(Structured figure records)
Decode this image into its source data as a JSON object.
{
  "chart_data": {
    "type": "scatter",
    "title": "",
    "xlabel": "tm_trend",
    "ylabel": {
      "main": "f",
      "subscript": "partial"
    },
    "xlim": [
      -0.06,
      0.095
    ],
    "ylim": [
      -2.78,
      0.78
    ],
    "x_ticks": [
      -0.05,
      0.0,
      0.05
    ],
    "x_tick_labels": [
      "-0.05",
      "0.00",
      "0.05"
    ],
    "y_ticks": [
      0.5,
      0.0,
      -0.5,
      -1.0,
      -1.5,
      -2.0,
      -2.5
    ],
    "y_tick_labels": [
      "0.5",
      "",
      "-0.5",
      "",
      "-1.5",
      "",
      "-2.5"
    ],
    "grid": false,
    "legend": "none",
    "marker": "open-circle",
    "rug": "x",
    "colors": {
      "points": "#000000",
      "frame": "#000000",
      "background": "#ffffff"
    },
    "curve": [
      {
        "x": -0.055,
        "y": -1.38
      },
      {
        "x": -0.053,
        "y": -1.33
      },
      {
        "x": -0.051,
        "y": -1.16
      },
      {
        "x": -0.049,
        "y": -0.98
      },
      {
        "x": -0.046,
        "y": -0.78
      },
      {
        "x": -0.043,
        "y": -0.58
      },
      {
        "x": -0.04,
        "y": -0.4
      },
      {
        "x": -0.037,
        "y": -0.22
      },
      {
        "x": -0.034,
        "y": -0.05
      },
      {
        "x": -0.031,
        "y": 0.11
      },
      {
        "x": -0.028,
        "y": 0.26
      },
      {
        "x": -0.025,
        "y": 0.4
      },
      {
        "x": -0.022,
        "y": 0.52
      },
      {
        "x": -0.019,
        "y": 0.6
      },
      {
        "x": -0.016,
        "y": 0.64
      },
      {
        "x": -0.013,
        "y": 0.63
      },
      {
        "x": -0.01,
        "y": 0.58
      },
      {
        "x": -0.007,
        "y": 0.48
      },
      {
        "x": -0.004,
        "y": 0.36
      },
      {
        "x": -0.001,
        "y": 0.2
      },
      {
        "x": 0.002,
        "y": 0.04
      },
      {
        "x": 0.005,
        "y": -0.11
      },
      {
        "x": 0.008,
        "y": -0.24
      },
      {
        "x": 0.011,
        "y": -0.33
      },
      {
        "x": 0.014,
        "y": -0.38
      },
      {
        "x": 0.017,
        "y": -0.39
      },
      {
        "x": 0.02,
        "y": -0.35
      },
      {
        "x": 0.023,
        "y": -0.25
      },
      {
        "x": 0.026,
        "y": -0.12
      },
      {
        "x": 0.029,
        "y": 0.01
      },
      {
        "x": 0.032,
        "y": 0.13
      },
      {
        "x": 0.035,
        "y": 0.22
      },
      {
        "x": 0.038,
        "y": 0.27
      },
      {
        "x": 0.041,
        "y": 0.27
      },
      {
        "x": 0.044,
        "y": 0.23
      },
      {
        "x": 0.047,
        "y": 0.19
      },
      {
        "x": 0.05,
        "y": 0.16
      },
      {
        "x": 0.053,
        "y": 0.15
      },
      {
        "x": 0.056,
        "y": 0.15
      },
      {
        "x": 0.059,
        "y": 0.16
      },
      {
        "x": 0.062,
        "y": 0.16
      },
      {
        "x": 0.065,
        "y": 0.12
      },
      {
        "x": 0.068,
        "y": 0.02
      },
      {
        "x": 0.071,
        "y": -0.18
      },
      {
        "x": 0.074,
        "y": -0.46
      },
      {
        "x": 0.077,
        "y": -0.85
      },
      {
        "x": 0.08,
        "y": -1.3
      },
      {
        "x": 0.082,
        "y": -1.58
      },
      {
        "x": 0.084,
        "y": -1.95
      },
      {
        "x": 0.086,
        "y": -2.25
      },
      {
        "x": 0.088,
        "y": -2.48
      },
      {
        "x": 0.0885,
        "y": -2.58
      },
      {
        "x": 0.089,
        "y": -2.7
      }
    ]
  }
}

◆ GIVEN EXERCISE: Set down the listing in full, keeping every word exactly as it is.

◆ RESPONSE:
Decode this image into its source data as a JSON object.
{
  "chart_data": {
    "type": "scatter",
    "title": "",
    "xlabel": "tm_trend",
    "ylabel": {
      "main": "f",
      "subscript": "partial"
    },
    "xlim": [
      -0.06,
      0.095
    ],
    "ylim": [
      -2.78,
      0.78
    ],
    "x_ticks": [
      -0.05,
      0.0,
      0.05
    ],
    "x_tick_labels": [
      "-0.05",
      "0.00",
      "0.05"
    ],
    "y_ticks": [
      0.5,
      0.0,
      -0.5,
      -1.0,
      -1.5,
      -2.0,
      -2.5
    ],
    "y_tick_labels": [
      "0.5",
      "",
      "-0.5",
      "",
      "-1.5",
      "",
      "-2.5"
    ],
    "grid": false,
    "legend": "none",
    "marker": "open-circle",
    "rug": "x",
    "colors": {
      "points": "#000000",
      "frame": "#000000",
      "background": "#ffffff"
    },
    "curve": [
      {
        "x": -0.055,
        "y": -1.38
      },
      {
        "x": -0.053,
        "y": -1.33
      },
      {
        "x": -0.051,
        "y": -1.16
      },
      {
        "x": -0.049,
        "y": -0.98
      },
      {
        "x": -0.046,
        "y": -0.78
      },
      {
        "x": -0.043,
        "y": -0.58
      },
      {
        "x": -0.04,
        "y": -0.4
      },
      {
        "x": -0.037,
        "y": -0.22
      },
      {
        "x": -0.034,
        "y": -0.05
      },
      {
        "x": -0.031,
        "y": 0.11
      },
      {
        "x": -0.028,
        "y": 0.26
      },
      {
        "x": -0.025,
        "y": 0.4
      },
      {
        "x": -0.022,
        "y": 0.52
      },
      {
        "x": -0.019,
        "y": 0.6
      },
      {
        "x": -0.016,
        "y": 0.64
      },
      {
        "x": -0.013,
        "y": 0.63
      },
      {
        "x": -0.01,
        "y": 0.58
      },
      {
        "x": -0.007,
        "y": 0.48
      },
      {
        "x": -0.004,
        "y": 0.36
      },
      {
        "x": -0.001,
        "y": 0.2
      },
      {
        "x": 0.002,
        "y": 0.04
      },
      {
        "x": 0.005,
        "y": -0.11
      },
      {
        "x": 0.008,
        "y": -0.24
      },
      {
        "x": 0.011,
        "y": -0.33
      },
      {
        "x": 0.014,
        "y": -0.38
      },
      {
        "x": 0.017,
        "y": -0.39
      },
      {
        "x": 0.02,
        "y": -0.35
      },
      {
        "x": 0.023,
        "y": -0.25
      },
      {
        "x": 0.026,
        "y": -0.12
      },
      {
        "x": 0.029,
        "y": 0.01
      },
      {
        "x": 0.032,
        "y": 0.13
      },
      {
        "x": 0.035,
        "y": 0.22
      },
      {
        "x": 0.038,
        "y": 0.27
      },
      {
        "x": 0.041,
        "y": 0.27
      },
      {
        "x": 0.044,
        "y": 0.23
      },
      {
        "x": 0.047,
        "y": 0.19
      },
      {
        "x": 0.05,
        "y": 0.16
      },
      {
        "x": 0.053,
        "y": 0.15
      },
      {
        "x": 0.056,
        "y": 0.15
      },
      {
        "x": 0.059,
        "y": 0.16
      },
      {
        "x": 0.062,
        "y": 0.16
      },
      {
        "x": 0.065,
        "y": 0.12
      },
      {
        "x": 0.068,
        "y": 0.02
      },
      {
        "x": 0.071,
        "y": -0.18
      },
      {
        "x": 0.074,
        "y": -0.46
      },
      {
        "x": 0.077,
        "y": -0.85
      },
      {
        "x": 0.08,
        "y": -1.3
      },
      {
        "x": 0.082,
        "y": -1.58
      },
      {
        "x": 0.084,
        "y": -1.95
      },
      {
        "x": 0.086,
        "y": -2.25
      },
      {
        "x": 0.088,
        "y": -2.48
      },
      {
        "x": 0.0885,
        "y": -2.58
      },
      {
        "x": 0.089,
        "y": -2.7
      }
    ]
  }
}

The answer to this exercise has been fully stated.